Exercise: When you have gone through the records, report how many lines include "JSON", giving the number and nothing more.

Entries supplied:
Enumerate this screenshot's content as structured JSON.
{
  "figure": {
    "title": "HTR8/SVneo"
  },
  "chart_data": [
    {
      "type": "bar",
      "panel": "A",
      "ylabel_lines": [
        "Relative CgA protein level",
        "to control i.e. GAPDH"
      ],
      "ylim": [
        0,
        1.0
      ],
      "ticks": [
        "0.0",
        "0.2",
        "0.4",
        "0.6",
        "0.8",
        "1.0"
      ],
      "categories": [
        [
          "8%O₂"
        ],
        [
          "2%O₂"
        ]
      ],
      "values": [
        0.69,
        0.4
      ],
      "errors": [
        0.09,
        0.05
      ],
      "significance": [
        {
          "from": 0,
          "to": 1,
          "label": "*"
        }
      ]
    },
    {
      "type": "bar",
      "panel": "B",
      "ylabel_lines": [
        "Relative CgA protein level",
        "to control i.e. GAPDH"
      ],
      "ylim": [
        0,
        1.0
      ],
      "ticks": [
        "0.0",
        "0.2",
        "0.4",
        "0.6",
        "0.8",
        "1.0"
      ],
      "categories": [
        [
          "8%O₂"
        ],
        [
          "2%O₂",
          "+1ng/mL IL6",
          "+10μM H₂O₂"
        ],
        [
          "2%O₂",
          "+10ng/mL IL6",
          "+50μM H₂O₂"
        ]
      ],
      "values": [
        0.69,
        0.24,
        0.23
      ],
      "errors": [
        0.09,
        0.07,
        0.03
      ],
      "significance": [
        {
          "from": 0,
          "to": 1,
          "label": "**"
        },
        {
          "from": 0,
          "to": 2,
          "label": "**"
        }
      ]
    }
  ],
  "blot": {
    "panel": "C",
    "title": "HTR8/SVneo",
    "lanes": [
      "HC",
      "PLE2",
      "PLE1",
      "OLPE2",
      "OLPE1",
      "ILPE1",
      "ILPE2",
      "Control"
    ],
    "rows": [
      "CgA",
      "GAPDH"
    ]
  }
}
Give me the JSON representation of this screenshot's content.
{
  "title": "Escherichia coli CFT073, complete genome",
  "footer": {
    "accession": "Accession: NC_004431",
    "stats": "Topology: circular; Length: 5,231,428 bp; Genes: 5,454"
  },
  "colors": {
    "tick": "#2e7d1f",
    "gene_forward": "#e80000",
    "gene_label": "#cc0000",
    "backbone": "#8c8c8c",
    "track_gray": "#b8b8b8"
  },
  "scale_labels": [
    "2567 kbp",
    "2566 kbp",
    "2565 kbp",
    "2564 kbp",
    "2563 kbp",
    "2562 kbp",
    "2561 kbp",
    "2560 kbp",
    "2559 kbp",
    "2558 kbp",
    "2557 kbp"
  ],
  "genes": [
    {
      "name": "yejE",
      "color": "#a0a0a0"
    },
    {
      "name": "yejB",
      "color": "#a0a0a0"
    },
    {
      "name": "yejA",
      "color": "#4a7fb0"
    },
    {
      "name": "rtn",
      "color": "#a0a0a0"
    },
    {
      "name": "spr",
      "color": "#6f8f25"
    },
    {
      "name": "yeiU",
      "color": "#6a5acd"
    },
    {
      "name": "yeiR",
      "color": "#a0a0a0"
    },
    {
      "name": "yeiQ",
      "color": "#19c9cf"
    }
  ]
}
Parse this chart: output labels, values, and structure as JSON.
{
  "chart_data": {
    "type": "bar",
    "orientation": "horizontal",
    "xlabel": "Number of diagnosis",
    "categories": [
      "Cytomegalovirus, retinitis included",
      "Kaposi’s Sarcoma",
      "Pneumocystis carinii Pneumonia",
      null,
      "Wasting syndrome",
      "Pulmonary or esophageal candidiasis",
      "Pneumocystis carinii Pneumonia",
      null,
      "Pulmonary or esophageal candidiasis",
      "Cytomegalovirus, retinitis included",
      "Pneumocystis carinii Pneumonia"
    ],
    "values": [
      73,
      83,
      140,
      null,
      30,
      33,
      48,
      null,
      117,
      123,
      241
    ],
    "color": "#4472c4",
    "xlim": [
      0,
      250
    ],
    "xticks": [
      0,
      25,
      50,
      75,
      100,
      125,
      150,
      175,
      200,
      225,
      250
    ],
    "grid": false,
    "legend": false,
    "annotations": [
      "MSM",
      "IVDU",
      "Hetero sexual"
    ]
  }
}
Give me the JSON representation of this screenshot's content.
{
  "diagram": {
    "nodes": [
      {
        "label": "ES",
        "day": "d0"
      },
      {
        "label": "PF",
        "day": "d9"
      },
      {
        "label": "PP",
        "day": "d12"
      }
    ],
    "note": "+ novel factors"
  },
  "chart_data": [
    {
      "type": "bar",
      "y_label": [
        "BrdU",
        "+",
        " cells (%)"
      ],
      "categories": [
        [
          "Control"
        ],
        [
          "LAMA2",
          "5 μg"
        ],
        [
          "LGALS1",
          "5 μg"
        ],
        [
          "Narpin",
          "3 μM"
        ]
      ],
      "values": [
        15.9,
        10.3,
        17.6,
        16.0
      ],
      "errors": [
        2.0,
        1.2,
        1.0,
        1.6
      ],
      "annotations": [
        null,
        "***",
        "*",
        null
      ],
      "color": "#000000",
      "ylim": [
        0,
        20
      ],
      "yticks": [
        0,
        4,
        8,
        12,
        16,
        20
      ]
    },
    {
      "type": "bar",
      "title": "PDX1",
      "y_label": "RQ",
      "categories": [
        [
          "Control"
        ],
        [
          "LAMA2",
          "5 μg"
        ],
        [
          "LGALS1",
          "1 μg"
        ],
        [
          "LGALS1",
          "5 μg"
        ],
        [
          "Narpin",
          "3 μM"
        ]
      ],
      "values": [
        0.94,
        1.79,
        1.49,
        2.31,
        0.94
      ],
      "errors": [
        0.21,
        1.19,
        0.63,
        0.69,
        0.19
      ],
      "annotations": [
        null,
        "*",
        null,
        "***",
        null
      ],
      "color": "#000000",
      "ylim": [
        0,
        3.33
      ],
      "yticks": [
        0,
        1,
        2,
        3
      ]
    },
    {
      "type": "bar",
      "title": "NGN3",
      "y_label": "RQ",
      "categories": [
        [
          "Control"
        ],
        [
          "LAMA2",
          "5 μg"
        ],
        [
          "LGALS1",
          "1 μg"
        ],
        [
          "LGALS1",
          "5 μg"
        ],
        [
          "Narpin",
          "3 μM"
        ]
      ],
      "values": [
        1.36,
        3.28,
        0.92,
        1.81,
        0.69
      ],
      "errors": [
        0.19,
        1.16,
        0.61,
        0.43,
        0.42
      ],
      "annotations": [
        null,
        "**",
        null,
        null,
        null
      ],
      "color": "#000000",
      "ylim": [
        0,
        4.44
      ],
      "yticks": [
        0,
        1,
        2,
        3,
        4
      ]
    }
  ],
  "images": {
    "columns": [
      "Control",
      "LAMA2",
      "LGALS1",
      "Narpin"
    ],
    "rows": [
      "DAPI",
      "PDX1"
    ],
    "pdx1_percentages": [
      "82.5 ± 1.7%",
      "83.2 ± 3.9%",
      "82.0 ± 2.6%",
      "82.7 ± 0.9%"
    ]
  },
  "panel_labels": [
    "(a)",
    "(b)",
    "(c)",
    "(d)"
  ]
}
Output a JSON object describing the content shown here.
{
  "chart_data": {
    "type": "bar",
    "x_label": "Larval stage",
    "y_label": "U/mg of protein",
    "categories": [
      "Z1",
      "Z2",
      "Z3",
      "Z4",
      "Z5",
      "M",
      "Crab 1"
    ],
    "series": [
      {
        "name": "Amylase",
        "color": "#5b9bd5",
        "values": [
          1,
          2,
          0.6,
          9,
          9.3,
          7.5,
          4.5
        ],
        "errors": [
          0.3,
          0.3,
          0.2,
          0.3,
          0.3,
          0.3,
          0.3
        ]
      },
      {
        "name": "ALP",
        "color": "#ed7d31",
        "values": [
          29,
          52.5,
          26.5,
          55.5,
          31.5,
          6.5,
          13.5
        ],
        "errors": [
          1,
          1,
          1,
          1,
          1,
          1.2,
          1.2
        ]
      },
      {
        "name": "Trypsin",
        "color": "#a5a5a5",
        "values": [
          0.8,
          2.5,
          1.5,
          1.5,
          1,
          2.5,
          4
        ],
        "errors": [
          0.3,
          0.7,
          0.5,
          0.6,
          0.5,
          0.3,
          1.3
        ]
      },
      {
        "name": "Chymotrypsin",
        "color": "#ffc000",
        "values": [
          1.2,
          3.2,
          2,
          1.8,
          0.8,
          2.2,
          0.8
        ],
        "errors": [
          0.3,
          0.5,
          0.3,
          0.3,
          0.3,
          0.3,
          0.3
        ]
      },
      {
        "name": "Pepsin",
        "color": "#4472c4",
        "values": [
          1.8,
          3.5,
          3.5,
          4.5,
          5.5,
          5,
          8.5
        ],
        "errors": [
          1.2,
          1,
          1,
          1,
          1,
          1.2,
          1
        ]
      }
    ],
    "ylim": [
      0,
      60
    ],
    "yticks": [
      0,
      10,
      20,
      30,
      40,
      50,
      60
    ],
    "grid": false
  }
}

Completed exercise: 5